> **What you need to do**
Locate all lines in the data below that hold "defensive" and show them.
--------------------------------
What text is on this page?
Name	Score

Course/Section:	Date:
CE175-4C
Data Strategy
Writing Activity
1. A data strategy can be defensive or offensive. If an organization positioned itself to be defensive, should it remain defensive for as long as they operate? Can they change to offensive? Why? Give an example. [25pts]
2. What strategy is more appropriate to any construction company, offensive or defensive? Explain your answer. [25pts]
--------------------------------
> **Exercise solution**
1. A data strategy can be defensive or offensive. If an organization positioned itself to be defensive, should it remain defensive for as long as they operate? Can they change to offensive? Why? Give an example. [25pts]
2. What strategy is more appropriate to any construction company, offensive or defensive? Explain your answer. [25pts]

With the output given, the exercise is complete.